_Job:_ Write out all entries word for word.

(Stored records)
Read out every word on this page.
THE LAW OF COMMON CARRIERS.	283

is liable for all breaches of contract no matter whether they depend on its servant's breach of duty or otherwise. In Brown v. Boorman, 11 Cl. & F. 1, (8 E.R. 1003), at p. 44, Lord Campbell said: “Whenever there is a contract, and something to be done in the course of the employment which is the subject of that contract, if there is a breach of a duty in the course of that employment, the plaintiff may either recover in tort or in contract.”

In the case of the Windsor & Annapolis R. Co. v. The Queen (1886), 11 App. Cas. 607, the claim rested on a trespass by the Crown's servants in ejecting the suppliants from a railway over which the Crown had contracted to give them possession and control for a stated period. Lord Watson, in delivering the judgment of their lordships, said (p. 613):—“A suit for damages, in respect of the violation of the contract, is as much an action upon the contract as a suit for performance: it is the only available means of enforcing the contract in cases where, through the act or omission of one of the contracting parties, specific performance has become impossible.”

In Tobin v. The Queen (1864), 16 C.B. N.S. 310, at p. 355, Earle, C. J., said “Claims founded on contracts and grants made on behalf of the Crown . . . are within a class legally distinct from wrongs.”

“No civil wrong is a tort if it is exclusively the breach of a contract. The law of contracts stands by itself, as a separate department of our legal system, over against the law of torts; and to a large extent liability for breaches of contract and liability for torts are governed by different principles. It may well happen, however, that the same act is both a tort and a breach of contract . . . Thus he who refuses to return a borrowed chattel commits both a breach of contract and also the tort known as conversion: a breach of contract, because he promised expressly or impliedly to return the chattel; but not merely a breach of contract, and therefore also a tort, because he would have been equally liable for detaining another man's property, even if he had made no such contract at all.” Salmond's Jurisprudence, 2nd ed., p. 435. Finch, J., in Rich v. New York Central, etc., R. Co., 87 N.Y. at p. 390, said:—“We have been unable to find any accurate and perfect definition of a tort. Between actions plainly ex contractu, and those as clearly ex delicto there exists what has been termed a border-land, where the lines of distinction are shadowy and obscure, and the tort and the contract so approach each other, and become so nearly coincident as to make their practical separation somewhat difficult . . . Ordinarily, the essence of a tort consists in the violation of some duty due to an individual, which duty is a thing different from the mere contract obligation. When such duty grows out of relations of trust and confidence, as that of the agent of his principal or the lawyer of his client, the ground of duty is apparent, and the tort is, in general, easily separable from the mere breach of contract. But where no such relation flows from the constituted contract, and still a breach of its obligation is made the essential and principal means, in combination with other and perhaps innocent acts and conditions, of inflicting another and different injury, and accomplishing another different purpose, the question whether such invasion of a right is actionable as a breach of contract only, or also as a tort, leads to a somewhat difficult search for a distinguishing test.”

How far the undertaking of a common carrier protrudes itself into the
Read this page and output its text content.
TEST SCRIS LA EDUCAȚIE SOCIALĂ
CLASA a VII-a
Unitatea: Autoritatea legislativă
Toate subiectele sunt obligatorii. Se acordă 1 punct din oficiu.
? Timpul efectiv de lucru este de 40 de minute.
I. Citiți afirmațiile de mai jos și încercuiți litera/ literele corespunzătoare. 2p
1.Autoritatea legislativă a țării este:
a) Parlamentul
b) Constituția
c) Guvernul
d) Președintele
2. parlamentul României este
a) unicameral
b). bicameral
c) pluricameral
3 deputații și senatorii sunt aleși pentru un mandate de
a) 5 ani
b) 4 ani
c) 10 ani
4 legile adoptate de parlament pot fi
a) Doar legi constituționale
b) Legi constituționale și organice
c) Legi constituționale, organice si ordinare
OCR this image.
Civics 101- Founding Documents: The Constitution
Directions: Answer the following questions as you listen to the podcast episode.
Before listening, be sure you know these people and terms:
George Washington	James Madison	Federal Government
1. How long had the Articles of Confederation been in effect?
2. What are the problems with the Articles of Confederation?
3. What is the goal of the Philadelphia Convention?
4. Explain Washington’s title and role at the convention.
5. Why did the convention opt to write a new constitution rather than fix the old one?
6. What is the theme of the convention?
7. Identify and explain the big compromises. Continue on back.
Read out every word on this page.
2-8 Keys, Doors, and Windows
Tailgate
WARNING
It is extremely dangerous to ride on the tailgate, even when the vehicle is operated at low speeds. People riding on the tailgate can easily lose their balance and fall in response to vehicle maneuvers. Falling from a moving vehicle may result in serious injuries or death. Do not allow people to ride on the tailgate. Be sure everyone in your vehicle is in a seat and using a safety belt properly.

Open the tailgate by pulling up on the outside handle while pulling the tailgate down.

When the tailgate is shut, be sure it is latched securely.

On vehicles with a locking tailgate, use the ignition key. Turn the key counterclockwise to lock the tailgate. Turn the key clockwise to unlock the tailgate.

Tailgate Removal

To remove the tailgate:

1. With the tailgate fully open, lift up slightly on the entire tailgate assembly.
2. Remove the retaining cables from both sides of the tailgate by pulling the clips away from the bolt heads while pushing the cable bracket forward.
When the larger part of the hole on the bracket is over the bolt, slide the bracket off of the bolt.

_Response below:_
Read out every word on this page.
THE LAW OF COMMON CARRIERS.	283

is liable for all breaches of contract no matter whether they depend on its servant's breach of duty or otherwise. In Brown v. Boorman, 11 Cl. & F. 1, (8 E.R. 1003), at p. 44, Lord Campbell said: “Whenever there is a contract, and something to be done in the course of the employment which is the subject of that contract, if there is a breach of a duty in the course of that employment, the plaintiff may either recover in tort or in contract.”

In the case of the Windsor & Annapolis R. Co. v. The Queen (1886), 11 App. Cas. 607, the claim rested on a trespass by the Crown's servants in ejecting the suppliants from a railway over which the Crown had contracted to give them possession and control for a stated period. Lord Watson, in delivering the judgment of their lordships, said (p. 613):—“A suit for damages, in respect of the violation of the contract, is as much an action upon the contract as a suit for performance: it is the only available means of enforcing the contract in cases where, through the act or omission of one of the contracting parties, specific performance has become impossible.”

In Tobin v. The Queen (1864), 16 C.B. N.S. 310, at p. 355, Earle, C. J., said “Claims founded on contracts and grants made on behalf of the Crown . . . are within a class legally distinct from wrongs.”

“No civil wrong is a tort if it is exclusively the breach of a contract. The law of contracts stands by itself, as a separate department of our legal system, over against the law of torts; and to a large extent liability for breaches of contract and liability for torts are governed by different principles. It may well happen, however, that the same act is both a tort and a breach of contract . . . Thus he who refuses to return a borrowed chattel commits both a breach of contract and also the tort known as conversion: a breach of contract, because he promised expressly or impliedly to return the chattel; but not merely a breach of contract, and therefore also a tort, because he would have been equally liable for detaining another man's property, even if he had made no such contract at all.” Salmond's Jurisprudence, 2nd ed., p. 435. Finch, J., in Rich v. New York Central, etc., R. Co., 87 N.Y. at p. 390, said:—“We have been unable to find any accurate and perfect definition of a tort. Between actions plainly ex contractu, and those as clearly ex delicto there exists what has been termed a border-land, where the lines of distinction are shadowy and obscure, and the tort and the contract so approach each other, and become so nearly coincident as to make their practical separation somewhat difficult . . . Ordinarily, the essence of a tort consists in the violation of some duty due to an individual, which duty is a thing different from the mere contract obligation. When such duty grows out of relations of trust and confidence, as that of the agent of his principal or the lawyer of his client, the ground of duty is apparent, and the tort is, in general, easily separable from the mere breach of contract. But where no such relation flows from the constituted contract, and still a breach of its obligation is made the essential and principal means, in combination with other and perhaps innocent acts and conditions, of inflicting another and different injury, and accomplishing another different purpose, the question whether such invasion of a right is actionable as a breach of contract only, or also as a tort, leads to a somewhat difficult search for a distinguishing test.”

How far the undertaking of a common carrier protrudes itself into the
Read this page and output its text content.
TEST SCRIS LA EDUCAȚIE SOCIALĂ
CLASA a VII-a
Unitatea: Autoritatea legislativă
Toate subiectele sunt obligatorii. Se acordă 1 punct din oficiu.
? Timpul efectiv de lucru este de 40 de minute.
I. Citiți afirmațiile de mai jos și încercuiți litera/ literele corespunzătoare. 2p
1.Autoritatea legislativă a țării este:
a) Parlamentul
b) Constituția
c) Guvernul
d) Președintele
2. parlamentul României este
a) unicameral
b). bicameral
c) pluricameral
3 deputații și senatorii sunt aleși pentru un mandate de
a) 5 ani
b) 4 ani
c) 10 ani
4 legile adoptate de parlament pot fi
a) Doar legi constituționale
b) Legi constituționale și organice
c) Legi constituționale, organice si ordinare
OCR this image.
Civics 101- Founding Documents: The Constitution
Directions: Answer the following questions as you listen to the podcast episode.
Before listening, be sure you know these people and terms:
George Washington	James Madison	Federal Government
1. How long had the Articles of Confederation been in effect?
2. What are the problems with the Articles of Confederation?
3. What is the goal of the Philadelphia Convention?
4. Explain Washington’s title and role at the convention.
5. Why did the convention opt to write a new constitution rather than fix the old one?
6. What is the theme of the convention?
7. Identify and explain the big compromises. Continue on back.
Read out every word on this page.
2-8 Keys, Doors, and Windows
Tailgate
WARNING
It is extremely dangerous to ride on the tailgate, even when the vehicle is operated at low speeds. People riding on the tailgate can easily lose their balance and fall in response to vehicle maneuvers. Falling from a moving vehicle may result in serious injuries or death. Do not allow people to ride on the tailgate. Be sure everyone in your vehicle is in a seat and using a safety belt properly.

Open the tailgate by pulling up on the outside handle while pulling the tailgate down.

When the tailgate is shut, be sure it is latched securely.

On vehicles with a locking tailgate, use the ignition key. Turn the key counterclockwise to lock the tailgate. Turn the key clockwise to unlock the tailgate.

Tailgate Removal

To remove the tailgate:

1. With the tailgate fully open, lift up slightly on the entire tailgate assembly.
2. Remove the retaining cables from both sides of the tailgate by pulling the clips away from the bolt heads while pushing the cable bracket forward.
When the larger part of the hole on the bracket is over the bolt, slide the bracket off of the bolt.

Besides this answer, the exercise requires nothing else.